Task requirements - Look through the material below for "hide". Copy every line that contains it.

[START OF Information given]

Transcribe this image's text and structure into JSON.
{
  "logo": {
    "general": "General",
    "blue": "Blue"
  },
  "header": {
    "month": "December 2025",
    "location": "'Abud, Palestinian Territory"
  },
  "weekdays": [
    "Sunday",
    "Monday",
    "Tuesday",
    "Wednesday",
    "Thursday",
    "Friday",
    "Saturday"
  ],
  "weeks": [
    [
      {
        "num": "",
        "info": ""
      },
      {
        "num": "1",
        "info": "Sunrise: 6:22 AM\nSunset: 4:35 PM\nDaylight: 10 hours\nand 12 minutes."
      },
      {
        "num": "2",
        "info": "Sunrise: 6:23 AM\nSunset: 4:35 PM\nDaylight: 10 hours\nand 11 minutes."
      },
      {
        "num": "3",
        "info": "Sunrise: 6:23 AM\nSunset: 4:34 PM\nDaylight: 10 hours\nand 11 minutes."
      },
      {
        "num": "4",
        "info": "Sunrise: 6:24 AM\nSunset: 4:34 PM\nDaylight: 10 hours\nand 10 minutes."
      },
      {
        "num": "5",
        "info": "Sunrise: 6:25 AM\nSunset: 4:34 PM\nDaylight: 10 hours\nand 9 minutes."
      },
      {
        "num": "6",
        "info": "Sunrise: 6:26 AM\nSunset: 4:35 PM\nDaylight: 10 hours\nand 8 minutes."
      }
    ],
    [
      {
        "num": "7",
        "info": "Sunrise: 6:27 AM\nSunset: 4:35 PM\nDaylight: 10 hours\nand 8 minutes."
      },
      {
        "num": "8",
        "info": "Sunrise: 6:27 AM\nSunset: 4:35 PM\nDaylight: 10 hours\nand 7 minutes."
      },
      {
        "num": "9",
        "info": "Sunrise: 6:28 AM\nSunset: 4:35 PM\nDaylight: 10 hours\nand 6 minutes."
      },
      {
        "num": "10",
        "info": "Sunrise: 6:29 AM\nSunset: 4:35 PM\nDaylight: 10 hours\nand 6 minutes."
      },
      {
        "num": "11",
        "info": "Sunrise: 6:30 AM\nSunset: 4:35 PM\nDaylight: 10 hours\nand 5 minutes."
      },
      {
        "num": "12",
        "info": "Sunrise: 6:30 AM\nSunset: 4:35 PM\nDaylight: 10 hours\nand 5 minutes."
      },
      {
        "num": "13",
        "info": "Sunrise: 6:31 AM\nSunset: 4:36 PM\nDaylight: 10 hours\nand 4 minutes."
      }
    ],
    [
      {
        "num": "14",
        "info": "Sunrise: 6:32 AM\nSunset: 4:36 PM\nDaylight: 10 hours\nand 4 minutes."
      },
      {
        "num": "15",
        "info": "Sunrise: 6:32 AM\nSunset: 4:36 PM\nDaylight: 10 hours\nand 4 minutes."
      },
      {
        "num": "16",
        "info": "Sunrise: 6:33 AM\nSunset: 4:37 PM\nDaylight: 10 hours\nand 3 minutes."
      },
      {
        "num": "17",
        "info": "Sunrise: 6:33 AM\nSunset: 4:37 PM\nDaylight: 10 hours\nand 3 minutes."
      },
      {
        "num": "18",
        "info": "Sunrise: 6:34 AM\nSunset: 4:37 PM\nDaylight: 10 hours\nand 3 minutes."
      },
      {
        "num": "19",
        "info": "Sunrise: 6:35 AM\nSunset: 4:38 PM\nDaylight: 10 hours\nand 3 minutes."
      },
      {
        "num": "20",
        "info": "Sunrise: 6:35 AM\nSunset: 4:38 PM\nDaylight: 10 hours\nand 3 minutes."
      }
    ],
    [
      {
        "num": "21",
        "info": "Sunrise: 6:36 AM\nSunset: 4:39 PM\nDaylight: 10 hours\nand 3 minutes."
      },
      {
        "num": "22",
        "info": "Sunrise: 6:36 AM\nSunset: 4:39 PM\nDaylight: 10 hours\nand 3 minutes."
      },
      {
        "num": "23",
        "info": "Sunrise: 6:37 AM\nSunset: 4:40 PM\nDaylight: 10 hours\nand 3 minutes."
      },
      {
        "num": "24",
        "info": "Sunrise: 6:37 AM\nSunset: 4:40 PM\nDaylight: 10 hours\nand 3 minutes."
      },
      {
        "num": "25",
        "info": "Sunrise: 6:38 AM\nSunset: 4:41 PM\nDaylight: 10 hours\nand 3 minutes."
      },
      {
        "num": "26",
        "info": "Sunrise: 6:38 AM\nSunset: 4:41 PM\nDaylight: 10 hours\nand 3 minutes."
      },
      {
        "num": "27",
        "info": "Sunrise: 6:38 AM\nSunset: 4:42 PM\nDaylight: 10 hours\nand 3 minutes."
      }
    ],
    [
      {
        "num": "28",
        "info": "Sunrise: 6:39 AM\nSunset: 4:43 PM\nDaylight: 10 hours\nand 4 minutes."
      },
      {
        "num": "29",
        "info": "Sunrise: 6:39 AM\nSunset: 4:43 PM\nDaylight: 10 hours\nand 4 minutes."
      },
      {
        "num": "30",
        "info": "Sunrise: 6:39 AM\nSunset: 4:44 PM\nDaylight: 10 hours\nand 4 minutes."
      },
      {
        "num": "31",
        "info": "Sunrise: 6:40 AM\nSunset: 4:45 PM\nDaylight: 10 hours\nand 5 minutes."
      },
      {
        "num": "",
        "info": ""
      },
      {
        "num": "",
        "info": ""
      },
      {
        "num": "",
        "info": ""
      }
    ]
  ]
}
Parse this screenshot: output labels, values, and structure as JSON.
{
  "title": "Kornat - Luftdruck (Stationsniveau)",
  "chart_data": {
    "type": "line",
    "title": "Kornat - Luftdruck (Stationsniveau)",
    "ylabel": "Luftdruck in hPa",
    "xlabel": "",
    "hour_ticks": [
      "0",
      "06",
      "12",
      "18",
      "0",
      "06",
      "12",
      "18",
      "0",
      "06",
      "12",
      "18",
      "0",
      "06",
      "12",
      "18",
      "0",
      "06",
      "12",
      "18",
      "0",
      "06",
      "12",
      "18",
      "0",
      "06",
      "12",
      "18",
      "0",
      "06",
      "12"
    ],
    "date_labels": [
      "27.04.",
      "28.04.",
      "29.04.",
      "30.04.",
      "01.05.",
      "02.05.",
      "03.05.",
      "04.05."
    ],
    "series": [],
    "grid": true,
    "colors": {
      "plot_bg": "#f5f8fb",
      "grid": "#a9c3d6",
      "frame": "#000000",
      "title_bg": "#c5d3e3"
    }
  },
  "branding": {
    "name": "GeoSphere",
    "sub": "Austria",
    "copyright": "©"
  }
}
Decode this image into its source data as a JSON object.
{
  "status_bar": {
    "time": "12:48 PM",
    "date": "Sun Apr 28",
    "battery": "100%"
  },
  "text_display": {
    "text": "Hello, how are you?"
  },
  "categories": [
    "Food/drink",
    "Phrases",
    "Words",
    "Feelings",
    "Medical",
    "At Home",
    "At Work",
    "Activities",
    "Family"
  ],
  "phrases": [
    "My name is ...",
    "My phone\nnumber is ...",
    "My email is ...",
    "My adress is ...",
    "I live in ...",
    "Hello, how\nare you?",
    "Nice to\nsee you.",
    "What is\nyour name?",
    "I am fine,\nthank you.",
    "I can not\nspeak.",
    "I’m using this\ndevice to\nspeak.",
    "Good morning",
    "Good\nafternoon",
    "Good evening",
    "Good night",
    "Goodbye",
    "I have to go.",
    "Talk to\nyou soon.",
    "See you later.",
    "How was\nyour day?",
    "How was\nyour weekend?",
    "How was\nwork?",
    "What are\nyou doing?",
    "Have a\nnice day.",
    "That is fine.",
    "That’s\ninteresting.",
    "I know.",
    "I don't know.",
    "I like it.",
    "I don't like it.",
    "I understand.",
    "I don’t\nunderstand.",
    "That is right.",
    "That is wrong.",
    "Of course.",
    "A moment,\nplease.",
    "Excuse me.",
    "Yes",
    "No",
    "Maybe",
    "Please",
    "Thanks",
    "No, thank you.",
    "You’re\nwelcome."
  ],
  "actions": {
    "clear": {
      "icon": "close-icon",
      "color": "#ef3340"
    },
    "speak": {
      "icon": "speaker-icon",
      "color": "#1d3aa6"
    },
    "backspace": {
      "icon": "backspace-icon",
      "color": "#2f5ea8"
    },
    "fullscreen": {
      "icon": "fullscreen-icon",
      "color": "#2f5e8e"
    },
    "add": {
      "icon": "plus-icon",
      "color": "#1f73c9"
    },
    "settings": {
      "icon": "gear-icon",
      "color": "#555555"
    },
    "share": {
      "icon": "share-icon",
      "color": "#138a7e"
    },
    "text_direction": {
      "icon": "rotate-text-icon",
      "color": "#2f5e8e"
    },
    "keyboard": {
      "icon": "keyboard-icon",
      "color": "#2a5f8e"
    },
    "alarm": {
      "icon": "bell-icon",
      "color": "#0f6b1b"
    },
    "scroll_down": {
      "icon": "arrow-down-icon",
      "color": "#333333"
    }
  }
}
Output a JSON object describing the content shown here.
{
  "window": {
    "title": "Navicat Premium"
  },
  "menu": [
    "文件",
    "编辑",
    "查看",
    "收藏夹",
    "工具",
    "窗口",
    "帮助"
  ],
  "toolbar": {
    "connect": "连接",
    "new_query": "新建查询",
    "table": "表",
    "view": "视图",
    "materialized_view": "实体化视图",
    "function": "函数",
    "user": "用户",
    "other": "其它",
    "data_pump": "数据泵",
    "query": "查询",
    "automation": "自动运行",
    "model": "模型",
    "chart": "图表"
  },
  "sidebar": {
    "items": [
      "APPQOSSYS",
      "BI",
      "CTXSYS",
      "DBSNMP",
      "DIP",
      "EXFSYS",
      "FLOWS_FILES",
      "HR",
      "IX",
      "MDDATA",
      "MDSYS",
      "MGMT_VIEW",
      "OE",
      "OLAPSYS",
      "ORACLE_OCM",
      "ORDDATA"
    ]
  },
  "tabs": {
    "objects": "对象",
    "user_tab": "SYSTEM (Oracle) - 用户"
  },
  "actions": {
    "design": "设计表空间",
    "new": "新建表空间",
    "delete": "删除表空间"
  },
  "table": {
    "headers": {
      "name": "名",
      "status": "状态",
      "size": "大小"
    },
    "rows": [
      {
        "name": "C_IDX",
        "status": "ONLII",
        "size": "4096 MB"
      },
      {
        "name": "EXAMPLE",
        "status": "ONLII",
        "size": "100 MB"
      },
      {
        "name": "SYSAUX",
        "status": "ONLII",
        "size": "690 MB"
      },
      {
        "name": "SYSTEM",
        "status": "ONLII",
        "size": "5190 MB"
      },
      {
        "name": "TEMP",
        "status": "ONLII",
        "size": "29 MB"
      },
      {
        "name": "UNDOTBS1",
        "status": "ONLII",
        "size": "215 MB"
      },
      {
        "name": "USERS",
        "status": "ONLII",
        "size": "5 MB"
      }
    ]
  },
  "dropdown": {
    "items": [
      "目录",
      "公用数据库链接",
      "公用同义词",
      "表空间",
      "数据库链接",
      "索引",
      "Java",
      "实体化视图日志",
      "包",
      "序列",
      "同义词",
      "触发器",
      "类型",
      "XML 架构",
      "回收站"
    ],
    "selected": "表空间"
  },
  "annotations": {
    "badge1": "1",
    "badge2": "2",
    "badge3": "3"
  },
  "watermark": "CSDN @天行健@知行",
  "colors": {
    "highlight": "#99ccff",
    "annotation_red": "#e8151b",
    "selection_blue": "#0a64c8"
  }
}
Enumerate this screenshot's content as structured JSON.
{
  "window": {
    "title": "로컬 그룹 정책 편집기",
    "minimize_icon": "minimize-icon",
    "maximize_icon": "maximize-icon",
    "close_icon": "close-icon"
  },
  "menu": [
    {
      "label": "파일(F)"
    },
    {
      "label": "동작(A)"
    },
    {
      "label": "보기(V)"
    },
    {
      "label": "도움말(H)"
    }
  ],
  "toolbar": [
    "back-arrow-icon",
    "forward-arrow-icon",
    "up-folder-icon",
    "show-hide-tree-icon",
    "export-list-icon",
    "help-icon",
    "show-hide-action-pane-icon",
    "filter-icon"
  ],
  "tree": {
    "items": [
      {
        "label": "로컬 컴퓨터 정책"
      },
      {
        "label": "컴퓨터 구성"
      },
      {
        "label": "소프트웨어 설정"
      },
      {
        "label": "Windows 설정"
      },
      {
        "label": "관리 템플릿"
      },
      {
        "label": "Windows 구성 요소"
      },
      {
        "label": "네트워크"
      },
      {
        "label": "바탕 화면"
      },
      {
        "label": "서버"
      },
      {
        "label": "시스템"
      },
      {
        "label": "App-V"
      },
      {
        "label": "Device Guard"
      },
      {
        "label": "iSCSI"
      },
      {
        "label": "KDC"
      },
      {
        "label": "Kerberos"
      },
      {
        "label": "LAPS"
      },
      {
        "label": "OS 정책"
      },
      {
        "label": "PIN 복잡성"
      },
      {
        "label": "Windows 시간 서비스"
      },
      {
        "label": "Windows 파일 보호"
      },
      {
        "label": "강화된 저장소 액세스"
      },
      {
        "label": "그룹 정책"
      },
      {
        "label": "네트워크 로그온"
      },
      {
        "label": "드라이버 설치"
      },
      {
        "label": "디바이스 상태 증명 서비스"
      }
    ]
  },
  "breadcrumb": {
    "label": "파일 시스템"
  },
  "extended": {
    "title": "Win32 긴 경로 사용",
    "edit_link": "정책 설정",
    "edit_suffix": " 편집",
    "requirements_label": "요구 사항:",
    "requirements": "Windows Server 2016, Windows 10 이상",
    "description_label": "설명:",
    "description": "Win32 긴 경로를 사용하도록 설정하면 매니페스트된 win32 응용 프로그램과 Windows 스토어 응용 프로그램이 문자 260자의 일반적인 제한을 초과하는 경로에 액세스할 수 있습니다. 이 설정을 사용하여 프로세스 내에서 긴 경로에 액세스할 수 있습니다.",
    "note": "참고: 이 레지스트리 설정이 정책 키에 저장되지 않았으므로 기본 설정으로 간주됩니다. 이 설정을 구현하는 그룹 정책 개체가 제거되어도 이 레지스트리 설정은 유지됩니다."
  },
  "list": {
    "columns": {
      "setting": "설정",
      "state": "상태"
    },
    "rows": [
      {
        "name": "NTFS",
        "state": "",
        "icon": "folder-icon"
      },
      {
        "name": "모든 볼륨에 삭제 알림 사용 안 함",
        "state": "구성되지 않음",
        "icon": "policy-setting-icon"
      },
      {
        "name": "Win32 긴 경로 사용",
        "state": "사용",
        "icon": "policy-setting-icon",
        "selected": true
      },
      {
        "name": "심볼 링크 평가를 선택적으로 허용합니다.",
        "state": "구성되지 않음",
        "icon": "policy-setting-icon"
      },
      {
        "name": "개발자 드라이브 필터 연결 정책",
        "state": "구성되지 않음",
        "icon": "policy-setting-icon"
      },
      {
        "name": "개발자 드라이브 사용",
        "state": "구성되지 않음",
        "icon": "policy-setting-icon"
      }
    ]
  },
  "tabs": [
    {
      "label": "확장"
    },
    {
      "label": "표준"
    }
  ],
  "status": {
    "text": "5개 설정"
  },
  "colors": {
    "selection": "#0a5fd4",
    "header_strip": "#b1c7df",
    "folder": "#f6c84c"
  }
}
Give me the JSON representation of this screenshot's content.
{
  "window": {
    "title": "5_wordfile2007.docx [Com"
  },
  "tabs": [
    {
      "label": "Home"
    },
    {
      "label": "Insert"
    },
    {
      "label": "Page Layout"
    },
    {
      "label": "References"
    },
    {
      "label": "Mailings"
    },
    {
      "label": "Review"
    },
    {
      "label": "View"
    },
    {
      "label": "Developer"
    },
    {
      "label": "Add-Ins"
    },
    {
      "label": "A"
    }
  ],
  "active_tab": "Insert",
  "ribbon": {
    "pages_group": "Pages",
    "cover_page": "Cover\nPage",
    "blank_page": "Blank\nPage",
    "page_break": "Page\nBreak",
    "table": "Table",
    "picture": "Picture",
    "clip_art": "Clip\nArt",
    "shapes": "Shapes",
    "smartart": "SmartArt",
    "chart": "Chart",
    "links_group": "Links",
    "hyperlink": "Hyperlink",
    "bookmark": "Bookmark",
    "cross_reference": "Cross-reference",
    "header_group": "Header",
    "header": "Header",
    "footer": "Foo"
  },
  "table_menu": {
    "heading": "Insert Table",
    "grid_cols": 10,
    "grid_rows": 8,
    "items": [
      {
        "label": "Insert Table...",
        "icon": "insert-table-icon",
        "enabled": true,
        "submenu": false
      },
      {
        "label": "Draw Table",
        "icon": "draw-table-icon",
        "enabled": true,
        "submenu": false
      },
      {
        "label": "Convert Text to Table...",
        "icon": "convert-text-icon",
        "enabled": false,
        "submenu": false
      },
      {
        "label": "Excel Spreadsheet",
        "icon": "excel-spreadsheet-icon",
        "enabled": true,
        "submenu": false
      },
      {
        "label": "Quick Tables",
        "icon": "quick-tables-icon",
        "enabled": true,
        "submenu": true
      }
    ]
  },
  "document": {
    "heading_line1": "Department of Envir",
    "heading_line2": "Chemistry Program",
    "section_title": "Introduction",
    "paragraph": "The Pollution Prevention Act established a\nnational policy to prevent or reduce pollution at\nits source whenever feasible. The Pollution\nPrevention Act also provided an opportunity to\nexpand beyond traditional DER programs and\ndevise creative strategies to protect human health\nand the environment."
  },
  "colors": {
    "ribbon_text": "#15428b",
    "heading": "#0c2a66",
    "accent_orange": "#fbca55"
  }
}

[END OF Information given]

Expected output -
    "show-hide-tree-icon",
    "show-hide-action-pane-icon",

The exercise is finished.